Data entries:
---------------
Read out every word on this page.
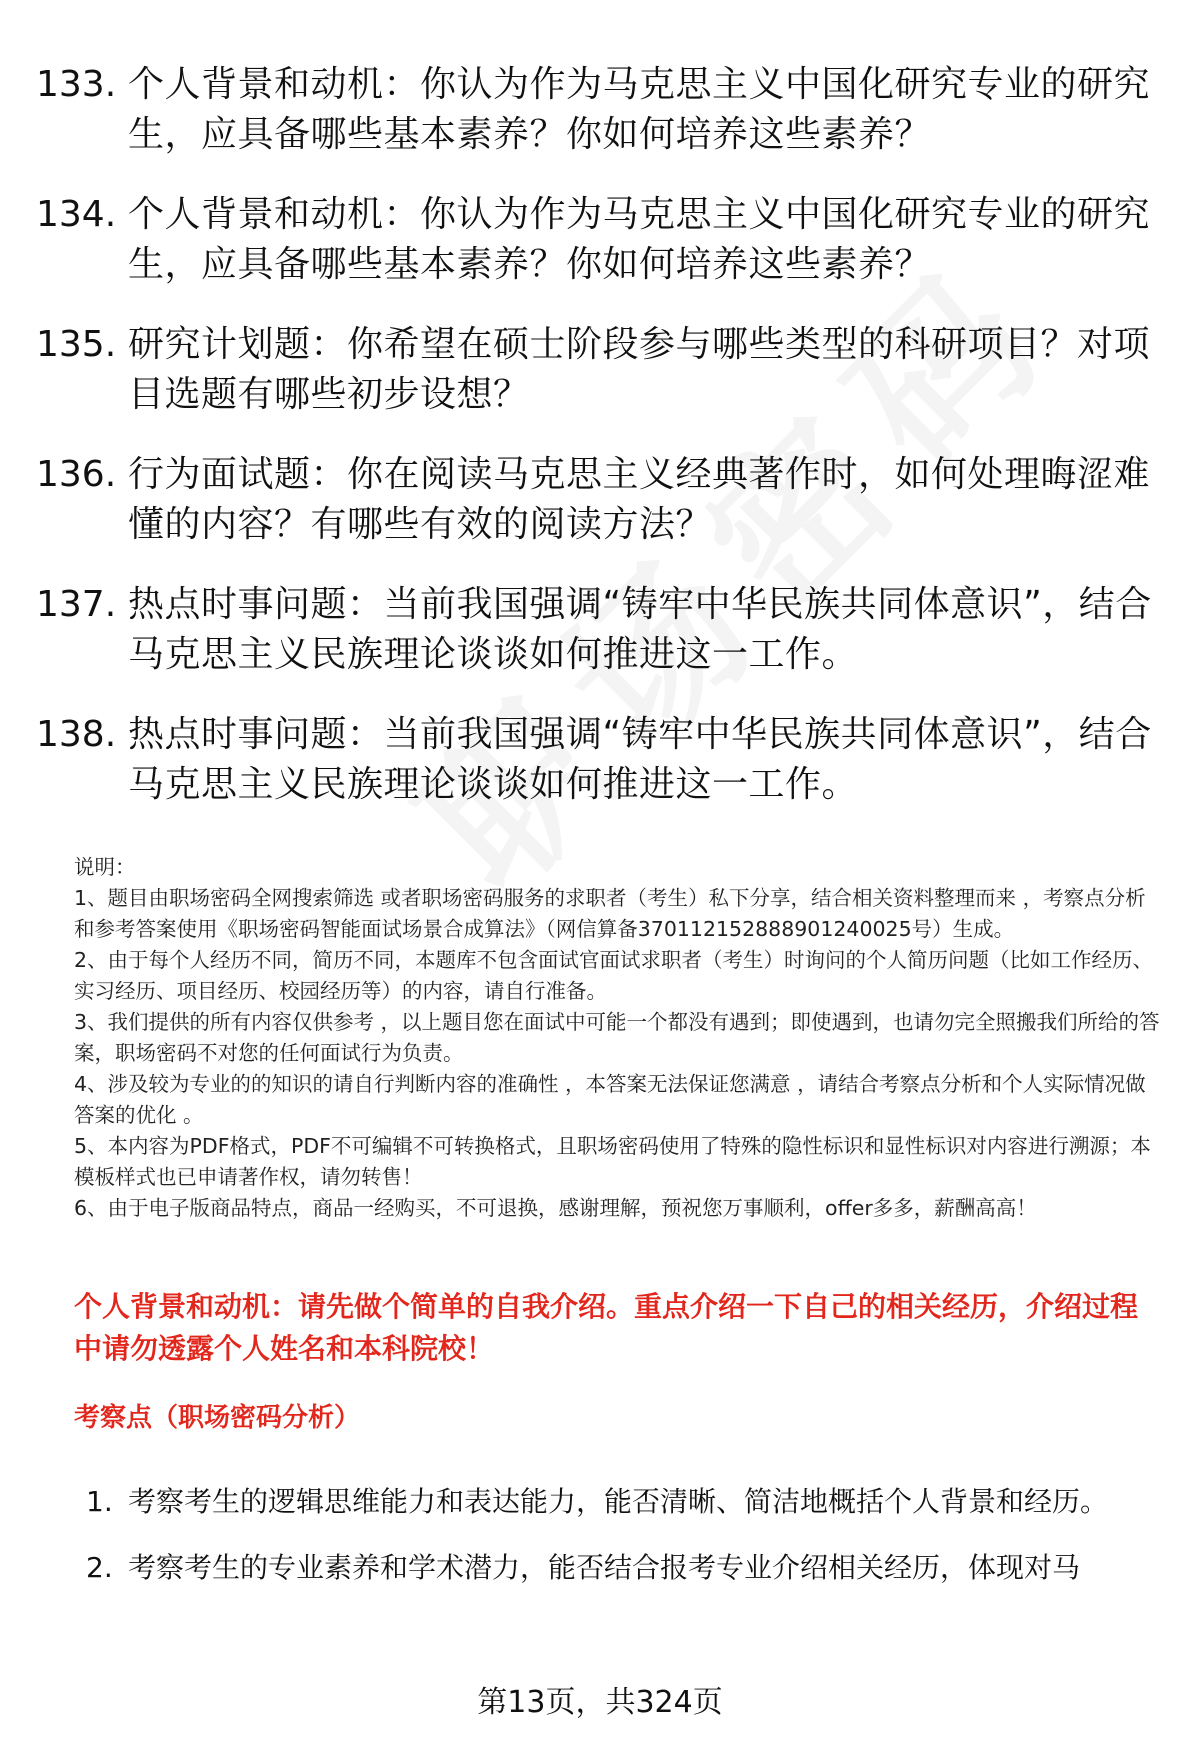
133. 个人背景和动机：你认为作为马克思主义中国化研究专业的研究生，应具备哪些基本素养？你如何培养这些素养？
134. 个人背景和动机：你认为作为马克思主义中国化研究专业的研究生，应具备哪些基本素养？你如何培养这些素养？
135. 研究计划题：你希望在硕士阶段参与哪些类型的科研项目？对项目选题有哪些初步设想？
136. 行为面试题：你在阅读马克思主义经典著作时，如何处理晦涩难懂的内容？有哪些有效的阅读方法？
137. 热点时事问题：当前我国强调“铸牢中华民族共同体意识”，结合马克思主义民族理论谈谈如何推进这一工作。
138. 热点时事问题：当前我国强调“铸牢中华民族共同体意识”，结合马克思主义民族理论谈谈如何推进这一工作。

说明：

1、题目由职场密码全网搜索筛选 或者职场密码服务的求职者（考生）私下分享，结合相关资料整理而来 ，考察点分析和参考答案使用《职场密码智能面试场景合成算法》（网信算备370112152888901240025号）生成。

2、由于每个人经历不同，简历不同，本题库不包含面试官面试求职者（考生）时询问的个人简历问题（比如工作经历、实习经历、项目经历、校园经历等）的内容，请自行准备。

3、我们提供的所有内容仅供参考 ，以上题目您在面试中可能一个都没有遇到；即使遇到，也请勿完全照搬我们所给的答案，职场密码不对您的任何面试行为负责。

4、涉及较为专业的的知识的请自行判断内容的准确性 ，本答案无法保证您满意 ，请结合考察点分析和个人实际情况做答案的优化 。

5、本内容为PDF格式，PDF不可编辑不可转换格式，且职场密码使用了特殊的隐性标识和显性标识对内容进行溯源；本模板样式也已申请著作权，请勿转售！

6、由于电子版商品特点，商品一经购买，不可退换，感谢理解，预祝您万事顺利，offer多多，薪酬高高！

个人背景和动机：请先做个简单的自我介绍。重点介绍一下自己的相关经历，介绍过程中请勿透露个人姓名和本科院校！
考察点（职场密码分析）
1. 考察考生的逻辑思维能力和表达能力，能否清晰、简洁地概括个人背景和经历。
2. 考察考生的专业素养和学术潜力，能否结合报考专业介绍相关经历，体现对马
第13页，共324页
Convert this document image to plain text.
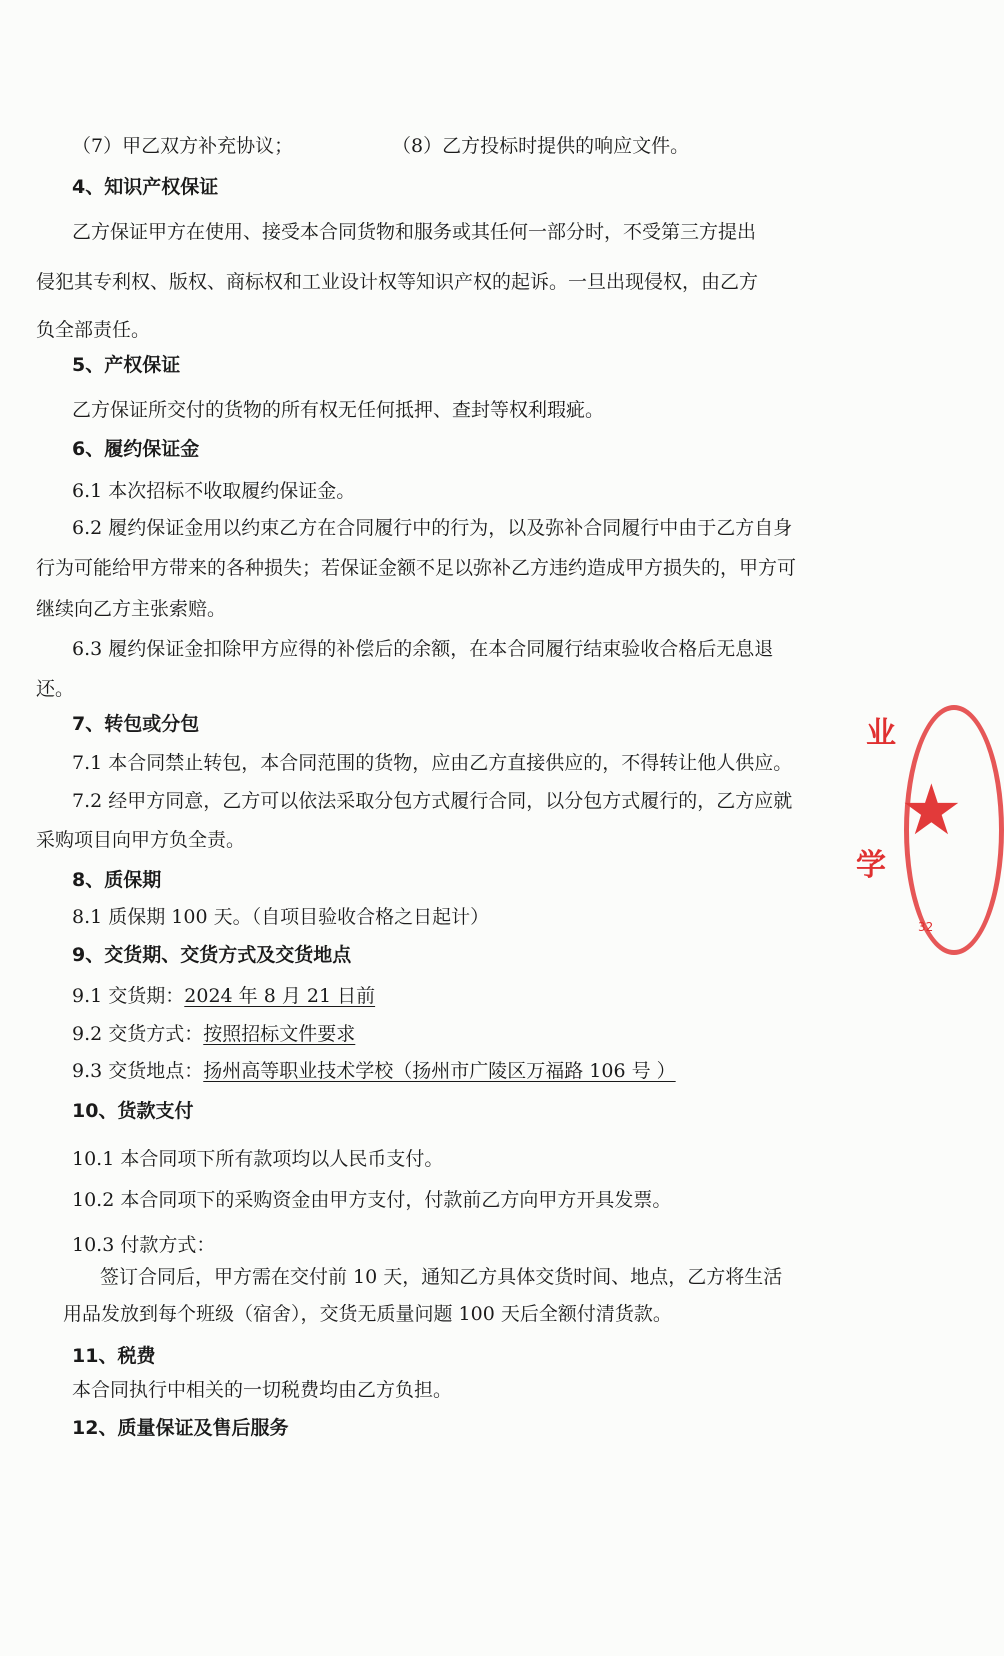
（7）甲乙双方补充协议；	（8）乙方投标时提供的响应文件。
4、知识产权保证
乙方保证甲方在使用、接受本合同货物和服务或其任何一部分时，不受第三方提出
侵犯其专利权、版权、商标权和工业设计权等知识产权的起诉。一旦出现侵权，由乙方
负全部责任。
5、产权保证
乙方保证所交付的货物的所有权无任何抵押、查封等权利瑕疵。
6、履约保证金
6.1 本次招标不收取履约保证金。
6.2 履约保证金用以约束乙方在合同履行中的行为，以及弥补合同履行中由于乙方自身
行为可能给甲方带来的各种损失；若保证金额不足以弥补乙方违约造成甲方损失的，甲方可
继续向乙方主张索赔。
6.3 履约保证金扣除甲方应得的补偿后的余额，在本合同履行结束验收合格后无息退
还。
7、转包或分包
7.1 本合同禁止转包，本合同范围的货物，应由乙方直接供应的，不得转让他人供应。
7.2 经甲方同意，乙方可以依法采取分包方式履行合同，以分包方式履行的，乙方应就
采购项目向甲方负全责。
8、质保期
8.1 质保期 100 天。（自项目验收合格之日起计）
9、交货期、交货方式及交货地点
9.1 交货期：2024 年 8 月 21 日前
9.2 交货方式：按照招标文件要求
9.3 交货地点：扬州高等职业技术学校（扬州市广陵区万福路 106 号 ）
10、货款支付
10.1 本合同项下所有款项均以人民币支付。
10.2 本合同项下的采购资金由甲方支付，付款前乙方向甲方开具发票。
10.3 付款方式：
签订合同后，甲方需在交付前 10 天，通知乙方具体交货时间、地点，乙方将生活
用品发放到每个班级（宿舍），交货无质量问题 100 天后全额付清货款。
11、税费
本合同执行中相关的一切税费均由乙方负担。
12、质量保证及售后服务
业
★
学
32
---------------
• Short task
Lines containing the word "结合马克思主义民族理论谈谈如何推进这一工作" must all be returned from the material above.

• Output of the exercise
137. 热点时事问题：当前我国强调“铸牢中华民族共同体意识”，结合马克思主义民族理论谈谈如何推进这一工作。
138. 热点时事问题：当前我国强调“铸牢中华民族共同体意识”，结合马克思主义民族理论谈谈如何推进这一工作。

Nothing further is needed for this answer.